══ Records provided ══
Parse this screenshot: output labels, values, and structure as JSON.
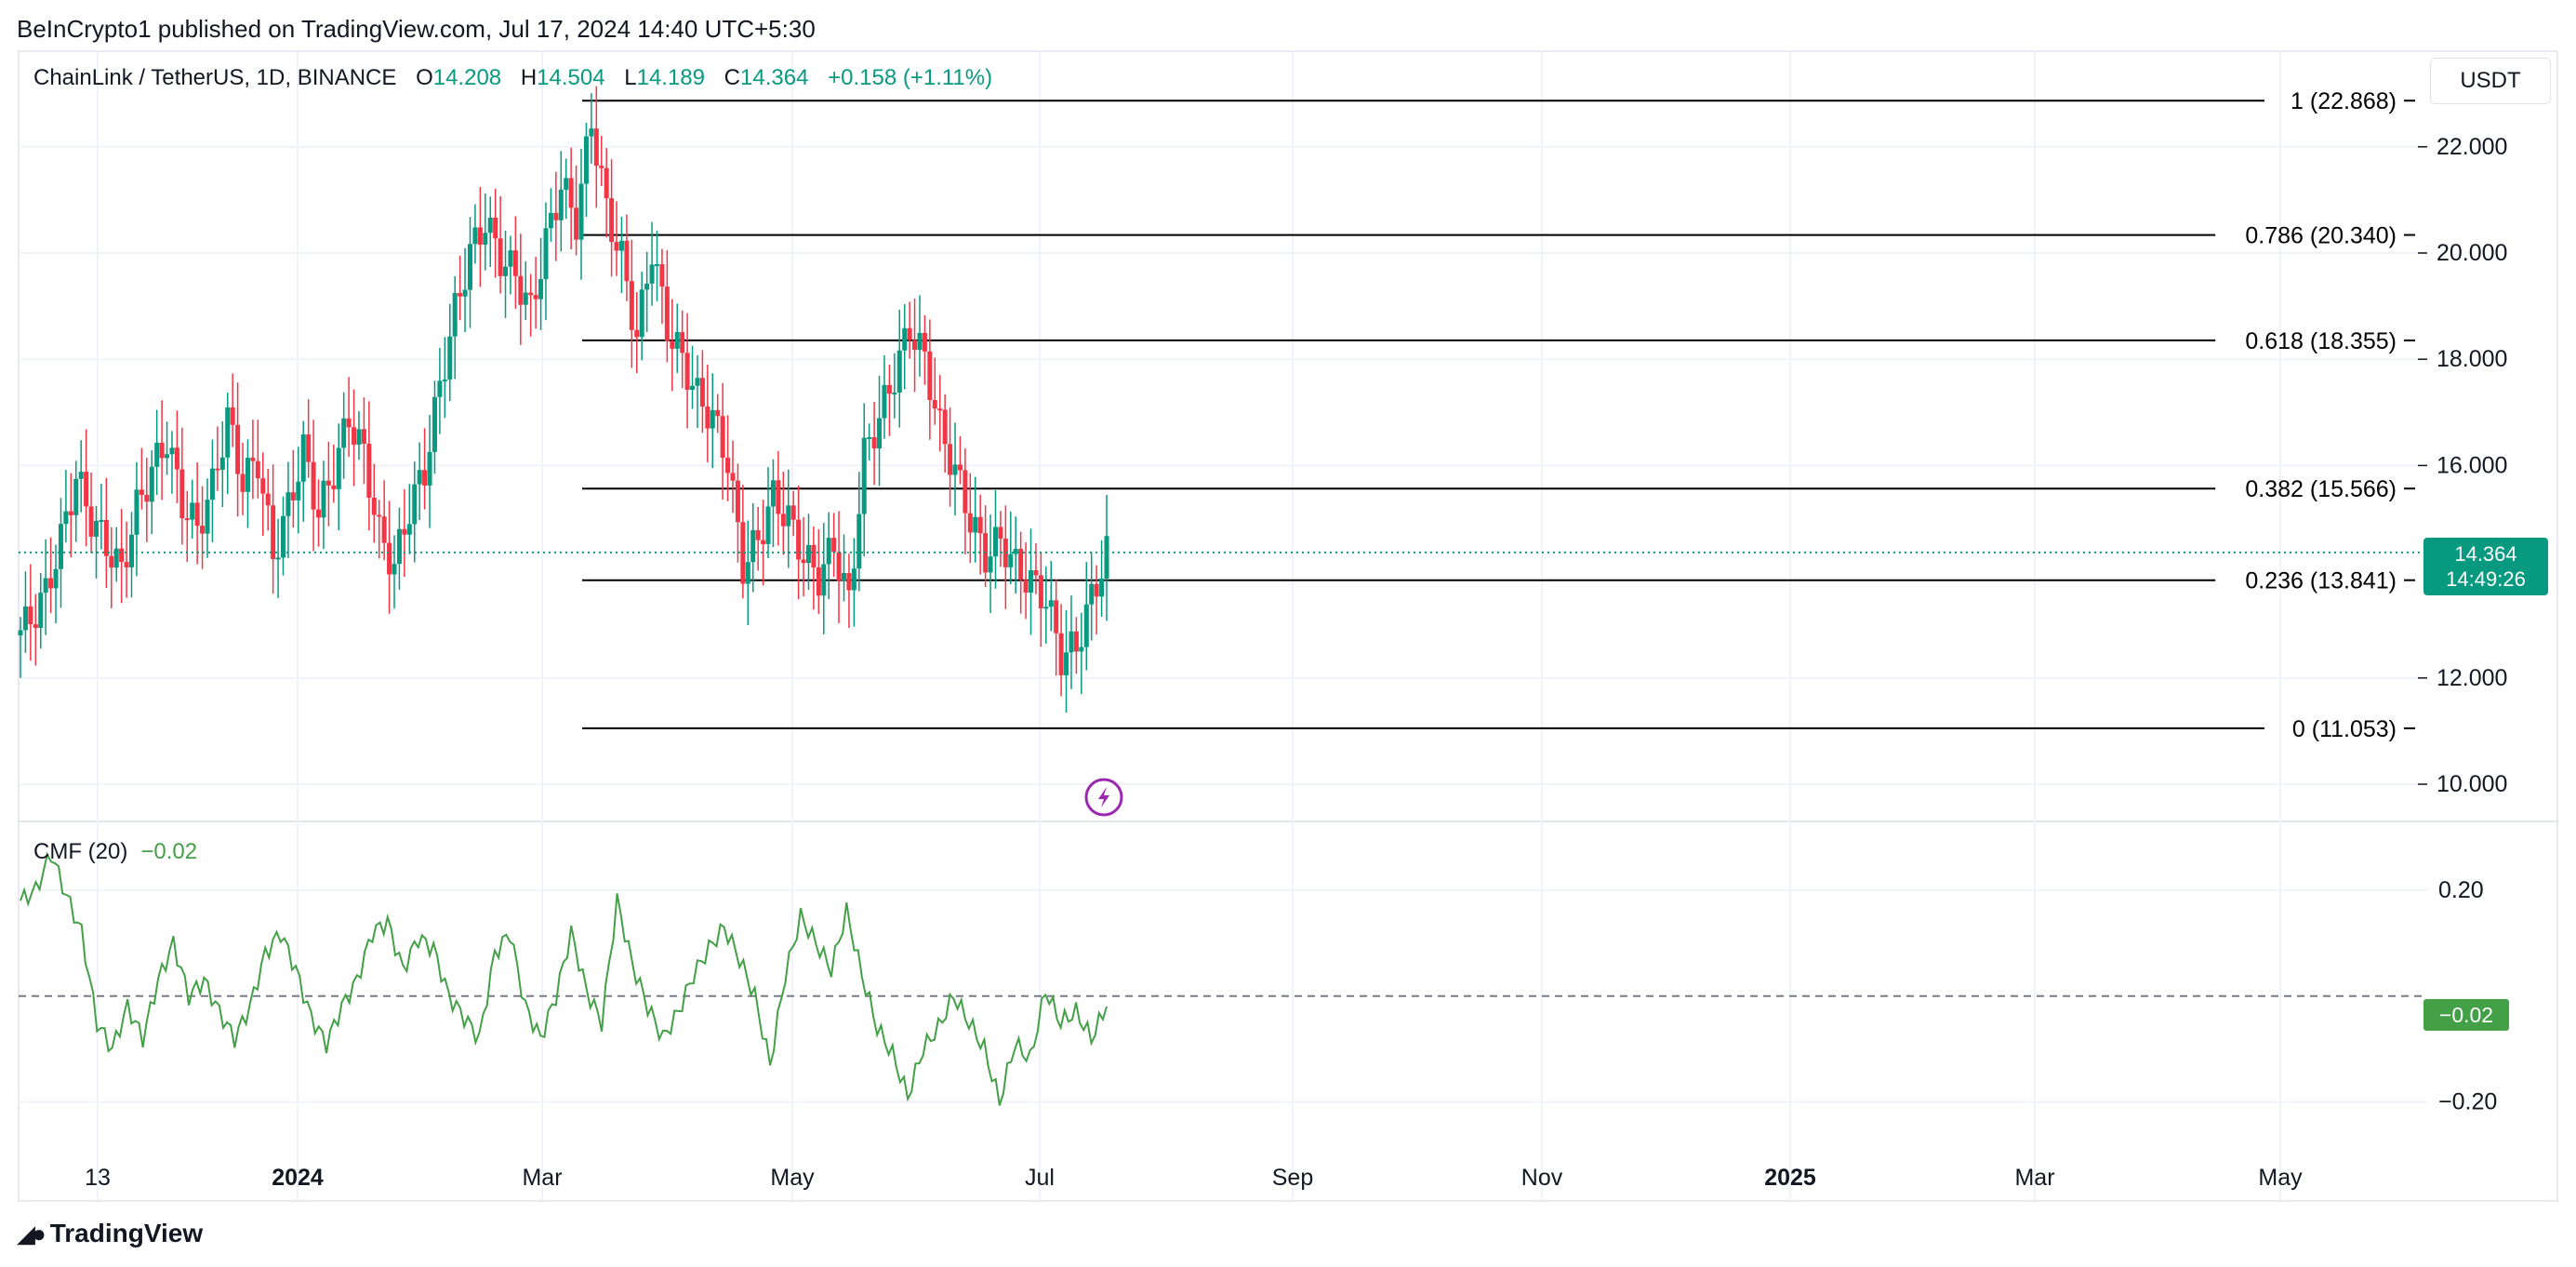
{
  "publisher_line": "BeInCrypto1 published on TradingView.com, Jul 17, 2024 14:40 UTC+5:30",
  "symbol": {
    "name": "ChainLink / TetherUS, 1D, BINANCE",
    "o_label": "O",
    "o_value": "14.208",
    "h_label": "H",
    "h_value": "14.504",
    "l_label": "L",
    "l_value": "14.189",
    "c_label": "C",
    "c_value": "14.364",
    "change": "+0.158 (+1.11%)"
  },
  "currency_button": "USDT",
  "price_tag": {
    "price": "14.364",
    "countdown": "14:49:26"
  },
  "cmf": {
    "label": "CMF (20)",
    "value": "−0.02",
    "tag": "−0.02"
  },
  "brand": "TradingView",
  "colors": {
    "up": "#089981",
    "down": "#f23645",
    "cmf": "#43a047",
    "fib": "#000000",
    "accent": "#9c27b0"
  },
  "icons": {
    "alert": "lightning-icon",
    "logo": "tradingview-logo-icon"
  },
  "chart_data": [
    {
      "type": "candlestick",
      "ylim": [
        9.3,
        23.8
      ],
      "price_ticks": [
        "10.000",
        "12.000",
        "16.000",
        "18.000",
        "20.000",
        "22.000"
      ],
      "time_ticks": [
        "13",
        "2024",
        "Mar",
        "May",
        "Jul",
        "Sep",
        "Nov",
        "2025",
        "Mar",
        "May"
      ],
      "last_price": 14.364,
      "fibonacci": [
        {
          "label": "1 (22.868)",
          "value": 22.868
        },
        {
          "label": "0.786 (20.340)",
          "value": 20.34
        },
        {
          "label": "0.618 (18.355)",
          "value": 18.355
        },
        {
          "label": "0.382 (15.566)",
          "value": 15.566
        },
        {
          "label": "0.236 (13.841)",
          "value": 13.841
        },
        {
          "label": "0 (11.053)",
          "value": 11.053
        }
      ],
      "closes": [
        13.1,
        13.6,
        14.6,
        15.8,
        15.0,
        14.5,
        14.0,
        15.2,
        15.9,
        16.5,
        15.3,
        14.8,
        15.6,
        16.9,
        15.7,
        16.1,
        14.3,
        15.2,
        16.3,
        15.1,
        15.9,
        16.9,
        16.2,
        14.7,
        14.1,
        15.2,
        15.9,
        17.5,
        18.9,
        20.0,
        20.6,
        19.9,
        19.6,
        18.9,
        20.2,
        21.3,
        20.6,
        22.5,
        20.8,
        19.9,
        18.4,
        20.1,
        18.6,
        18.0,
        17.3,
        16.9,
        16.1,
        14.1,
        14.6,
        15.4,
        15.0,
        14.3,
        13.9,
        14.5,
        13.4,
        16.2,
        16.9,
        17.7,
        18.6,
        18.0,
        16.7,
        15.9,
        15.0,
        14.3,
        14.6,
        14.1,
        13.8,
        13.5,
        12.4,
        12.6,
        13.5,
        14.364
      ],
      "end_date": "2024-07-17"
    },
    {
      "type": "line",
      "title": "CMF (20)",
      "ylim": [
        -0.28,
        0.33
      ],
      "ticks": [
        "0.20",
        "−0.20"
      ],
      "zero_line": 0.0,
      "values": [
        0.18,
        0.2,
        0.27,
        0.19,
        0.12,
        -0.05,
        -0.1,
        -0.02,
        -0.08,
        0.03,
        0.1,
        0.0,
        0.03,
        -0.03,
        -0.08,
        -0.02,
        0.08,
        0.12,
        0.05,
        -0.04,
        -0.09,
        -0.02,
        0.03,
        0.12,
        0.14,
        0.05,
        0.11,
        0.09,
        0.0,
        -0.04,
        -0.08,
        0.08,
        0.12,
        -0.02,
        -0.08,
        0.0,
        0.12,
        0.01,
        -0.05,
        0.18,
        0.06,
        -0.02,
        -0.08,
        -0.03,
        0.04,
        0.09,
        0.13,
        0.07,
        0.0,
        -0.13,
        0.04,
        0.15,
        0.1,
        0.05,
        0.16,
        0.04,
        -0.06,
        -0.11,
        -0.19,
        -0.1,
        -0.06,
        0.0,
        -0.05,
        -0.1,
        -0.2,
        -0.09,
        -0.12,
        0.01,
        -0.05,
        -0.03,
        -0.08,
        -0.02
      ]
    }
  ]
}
═══
══ Records provided ══
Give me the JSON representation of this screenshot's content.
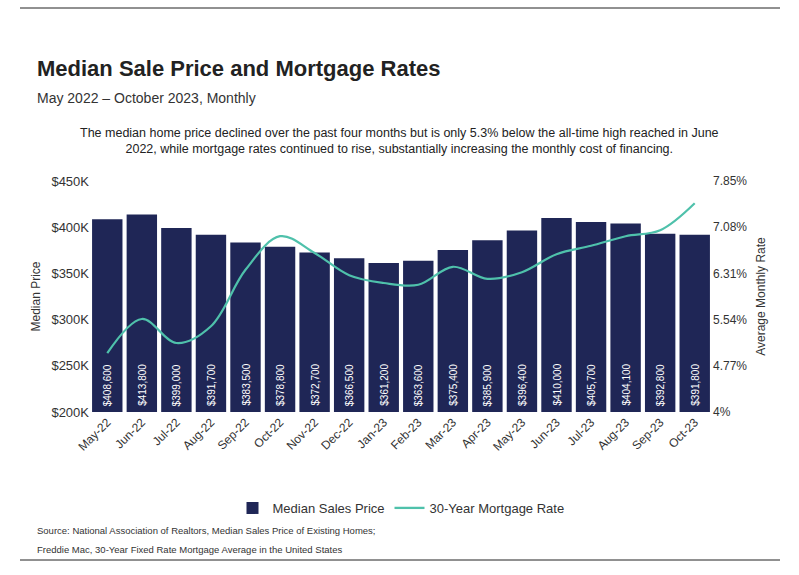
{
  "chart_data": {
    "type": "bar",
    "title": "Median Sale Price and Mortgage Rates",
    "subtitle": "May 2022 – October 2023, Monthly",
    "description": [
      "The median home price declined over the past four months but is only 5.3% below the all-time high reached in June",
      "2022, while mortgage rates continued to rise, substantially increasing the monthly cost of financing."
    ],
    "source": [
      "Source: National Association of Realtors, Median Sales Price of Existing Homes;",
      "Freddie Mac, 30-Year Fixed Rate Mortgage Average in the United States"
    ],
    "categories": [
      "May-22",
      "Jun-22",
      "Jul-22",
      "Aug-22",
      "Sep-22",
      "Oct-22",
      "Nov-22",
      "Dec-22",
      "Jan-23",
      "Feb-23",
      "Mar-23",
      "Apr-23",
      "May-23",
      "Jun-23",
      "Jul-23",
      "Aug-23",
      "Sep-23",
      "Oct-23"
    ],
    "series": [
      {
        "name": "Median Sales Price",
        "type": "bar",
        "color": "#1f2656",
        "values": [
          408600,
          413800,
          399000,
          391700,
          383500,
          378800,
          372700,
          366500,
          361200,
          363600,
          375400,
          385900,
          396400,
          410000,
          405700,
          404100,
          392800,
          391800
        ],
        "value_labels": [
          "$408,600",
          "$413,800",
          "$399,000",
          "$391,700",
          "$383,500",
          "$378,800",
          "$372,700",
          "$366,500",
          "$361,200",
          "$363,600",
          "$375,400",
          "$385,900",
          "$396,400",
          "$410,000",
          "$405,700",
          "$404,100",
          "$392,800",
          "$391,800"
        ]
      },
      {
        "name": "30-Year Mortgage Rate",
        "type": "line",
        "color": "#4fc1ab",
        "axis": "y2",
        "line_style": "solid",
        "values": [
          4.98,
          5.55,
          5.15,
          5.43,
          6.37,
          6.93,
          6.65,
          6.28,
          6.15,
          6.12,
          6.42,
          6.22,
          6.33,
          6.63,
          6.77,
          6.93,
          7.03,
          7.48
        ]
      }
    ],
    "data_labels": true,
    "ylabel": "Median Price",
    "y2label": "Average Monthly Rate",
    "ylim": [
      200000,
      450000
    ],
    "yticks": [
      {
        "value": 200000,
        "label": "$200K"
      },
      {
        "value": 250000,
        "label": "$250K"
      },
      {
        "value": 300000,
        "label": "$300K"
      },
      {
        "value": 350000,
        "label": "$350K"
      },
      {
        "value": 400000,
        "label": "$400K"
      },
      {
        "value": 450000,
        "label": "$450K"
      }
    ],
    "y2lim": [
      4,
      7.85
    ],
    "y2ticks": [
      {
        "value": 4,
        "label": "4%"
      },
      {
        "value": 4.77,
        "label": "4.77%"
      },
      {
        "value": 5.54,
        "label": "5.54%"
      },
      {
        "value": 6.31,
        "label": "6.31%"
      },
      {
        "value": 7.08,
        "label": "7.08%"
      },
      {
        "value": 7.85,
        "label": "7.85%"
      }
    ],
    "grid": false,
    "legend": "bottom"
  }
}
═══
**Written exercise**
Extract lines where the string "this" occurs.

**In response**
Parse this screenshot: output labels, values, and structure as JSON.
Give me the JSON representation of this screenshot's content.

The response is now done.